#### [SOURCE EXTRACT]
□ □ □ □ □ □ □

Flexible insulating tape 87 could be made for instance of polyester film. Such a flexible
insulating tape 87 and a printed circuit board can be made using conventional techniques.
[0066] FIG. 5a is a cross-sectional view of the interconnect area of print carriage 30 showing
details of the structure underlying flex circuit 84 of FIG. 4a in accordance with
an embodiment of the invention . As shown in FIG. 5a, a flexible insulating tape 87
is attached, by, for example, riviting, at one end 91 to the wall of the print carriage
30. The other end 92 of flexible insulating tape 87 is substantially unattached or
free floating. Application of a force F by print cartridge 24 (not shown) to flexible
insulating tape 87 does not result in buckling of flexible insulating tape 87 since
slack in the tape is accommodated by free floating end 92. On the underside of flexible
insulating tape 87 is an elastomeric compensator 94, a gimbal plate (not shown) and
a spring (not shown) which urge the interconnect pads 85 on the print carriage 30
against corresponding interconnect pads 61 (FIG. 4d) on print cartridge 24, 25, 26
or 27.

□ □ □ □ □ □ □

(Spatial annotation entries)
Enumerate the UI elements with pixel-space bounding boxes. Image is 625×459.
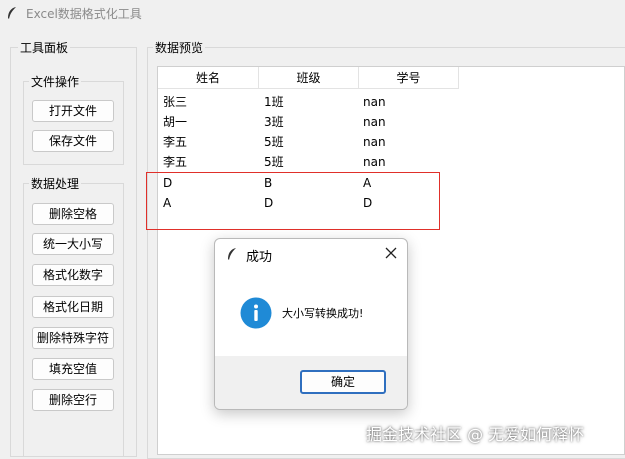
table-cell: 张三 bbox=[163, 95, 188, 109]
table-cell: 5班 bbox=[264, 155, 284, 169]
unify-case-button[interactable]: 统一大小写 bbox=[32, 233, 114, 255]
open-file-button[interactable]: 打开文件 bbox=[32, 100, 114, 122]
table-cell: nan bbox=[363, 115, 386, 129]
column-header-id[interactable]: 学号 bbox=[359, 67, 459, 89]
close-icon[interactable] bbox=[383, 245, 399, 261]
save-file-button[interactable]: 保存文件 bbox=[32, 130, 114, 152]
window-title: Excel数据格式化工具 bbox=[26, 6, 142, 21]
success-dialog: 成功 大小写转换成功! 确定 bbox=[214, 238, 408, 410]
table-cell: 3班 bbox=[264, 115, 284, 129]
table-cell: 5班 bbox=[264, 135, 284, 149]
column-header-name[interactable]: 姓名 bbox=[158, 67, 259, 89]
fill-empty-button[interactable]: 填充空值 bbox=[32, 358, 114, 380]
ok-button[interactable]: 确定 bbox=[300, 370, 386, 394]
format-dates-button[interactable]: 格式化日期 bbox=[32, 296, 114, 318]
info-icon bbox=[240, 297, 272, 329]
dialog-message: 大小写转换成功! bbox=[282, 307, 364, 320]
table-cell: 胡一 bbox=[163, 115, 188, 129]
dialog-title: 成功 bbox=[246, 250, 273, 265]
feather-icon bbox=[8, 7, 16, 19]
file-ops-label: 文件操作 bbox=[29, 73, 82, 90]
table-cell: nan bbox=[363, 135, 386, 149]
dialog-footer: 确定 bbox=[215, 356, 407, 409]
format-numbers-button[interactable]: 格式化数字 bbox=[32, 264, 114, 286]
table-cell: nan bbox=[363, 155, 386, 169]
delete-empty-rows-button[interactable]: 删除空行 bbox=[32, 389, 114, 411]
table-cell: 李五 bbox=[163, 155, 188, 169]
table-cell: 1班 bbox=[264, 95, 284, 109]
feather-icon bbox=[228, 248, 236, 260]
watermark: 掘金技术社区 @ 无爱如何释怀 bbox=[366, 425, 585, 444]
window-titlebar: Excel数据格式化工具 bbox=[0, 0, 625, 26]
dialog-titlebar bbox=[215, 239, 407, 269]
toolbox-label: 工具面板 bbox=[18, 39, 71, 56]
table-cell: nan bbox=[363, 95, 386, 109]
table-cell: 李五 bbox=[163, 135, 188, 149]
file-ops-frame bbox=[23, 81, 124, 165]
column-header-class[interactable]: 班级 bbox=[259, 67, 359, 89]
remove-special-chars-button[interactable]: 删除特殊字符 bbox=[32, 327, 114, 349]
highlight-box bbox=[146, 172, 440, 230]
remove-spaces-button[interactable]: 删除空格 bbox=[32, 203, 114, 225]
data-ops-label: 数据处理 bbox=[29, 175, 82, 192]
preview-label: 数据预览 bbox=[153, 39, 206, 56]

□ □ □ □ □ □ □

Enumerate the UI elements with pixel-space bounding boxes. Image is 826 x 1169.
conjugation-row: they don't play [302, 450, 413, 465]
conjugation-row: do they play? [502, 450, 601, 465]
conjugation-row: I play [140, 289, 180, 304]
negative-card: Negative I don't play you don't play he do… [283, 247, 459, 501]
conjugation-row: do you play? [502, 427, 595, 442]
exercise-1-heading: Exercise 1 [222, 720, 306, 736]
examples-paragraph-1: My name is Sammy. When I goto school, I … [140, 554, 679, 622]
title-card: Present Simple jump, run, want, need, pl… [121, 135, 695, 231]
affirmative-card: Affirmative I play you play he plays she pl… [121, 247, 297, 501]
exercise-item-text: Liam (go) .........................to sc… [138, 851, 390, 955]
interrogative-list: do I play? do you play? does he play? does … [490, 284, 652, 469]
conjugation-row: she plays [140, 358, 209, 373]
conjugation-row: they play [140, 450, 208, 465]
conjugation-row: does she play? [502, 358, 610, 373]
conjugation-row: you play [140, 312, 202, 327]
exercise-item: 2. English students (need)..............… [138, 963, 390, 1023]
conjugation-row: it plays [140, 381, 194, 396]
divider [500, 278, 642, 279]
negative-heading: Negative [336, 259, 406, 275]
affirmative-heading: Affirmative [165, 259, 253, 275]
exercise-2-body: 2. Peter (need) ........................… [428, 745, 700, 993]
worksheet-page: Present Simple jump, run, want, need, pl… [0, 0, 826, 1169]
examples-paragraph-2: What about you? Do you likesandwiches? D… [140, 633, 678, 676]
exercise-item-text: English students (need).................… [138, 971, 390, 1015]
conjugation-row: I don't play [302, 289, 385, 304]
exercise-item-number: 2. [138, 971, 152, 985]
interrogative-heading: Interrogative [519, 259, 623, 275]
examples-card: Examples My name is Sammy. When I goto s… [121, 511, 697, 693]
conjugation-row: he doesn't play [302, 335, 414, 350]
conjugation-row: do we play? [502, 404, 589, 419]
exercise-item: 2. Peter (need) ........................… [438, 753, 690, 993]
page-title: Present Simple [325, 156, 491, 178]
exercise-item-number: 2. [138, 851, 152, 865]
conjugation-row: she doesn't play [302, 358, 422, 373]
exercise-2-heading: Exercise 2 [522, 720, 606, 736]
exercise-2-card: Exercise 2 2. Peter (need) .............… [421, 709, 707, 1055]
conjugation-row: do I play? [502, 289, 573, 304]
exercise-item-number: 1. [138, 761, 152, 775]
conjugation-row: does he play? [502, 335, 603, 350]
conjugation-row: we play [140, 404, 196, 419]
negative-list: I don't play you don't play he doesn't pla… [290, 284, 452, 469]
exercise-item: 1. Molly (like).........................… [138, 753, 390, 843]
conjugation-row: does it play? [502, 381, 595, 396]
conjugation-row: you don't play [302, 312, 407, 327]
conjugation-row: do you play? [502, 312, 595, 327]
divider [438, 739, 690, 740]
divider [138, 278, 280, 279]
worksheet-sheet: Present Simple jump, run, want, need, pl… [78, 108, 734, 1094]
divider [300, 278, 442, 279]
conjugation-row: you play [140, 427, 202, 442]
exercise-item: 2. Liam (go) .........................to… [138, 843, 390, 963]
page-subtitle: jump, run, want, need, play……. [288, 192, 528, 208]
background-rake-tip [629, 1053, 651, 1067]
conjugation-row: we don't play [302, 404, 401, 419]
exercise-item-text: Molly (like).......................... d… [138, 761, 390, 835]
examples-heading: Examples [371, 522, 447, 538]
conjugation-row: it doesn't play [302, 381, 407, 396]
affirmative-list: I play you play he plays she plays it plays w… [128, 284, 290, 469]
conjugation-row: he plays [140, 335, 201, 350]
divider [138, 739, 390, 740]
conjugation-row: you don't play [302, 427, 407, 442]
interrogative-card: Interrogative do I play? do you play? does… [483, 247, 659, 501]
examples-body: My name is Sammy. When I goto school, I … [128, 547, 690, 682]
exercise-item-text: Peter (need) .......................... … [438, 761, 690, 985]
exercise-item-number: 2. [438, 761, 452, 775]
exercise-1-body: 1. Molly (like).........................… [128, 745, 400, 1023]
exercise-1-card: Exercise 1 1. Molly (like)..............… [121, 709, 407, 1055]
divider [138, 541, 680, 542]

□ □ □ □ □ □ □

#### [EXERCISE INSTRUCTIONS]
According to the print carriage passage, why does applying force F to flexible insulating tape 87 not make the tape buckle?

#### [WRITTEN ANSWER]
The slack in the tape is accommodated by its free floating end 92.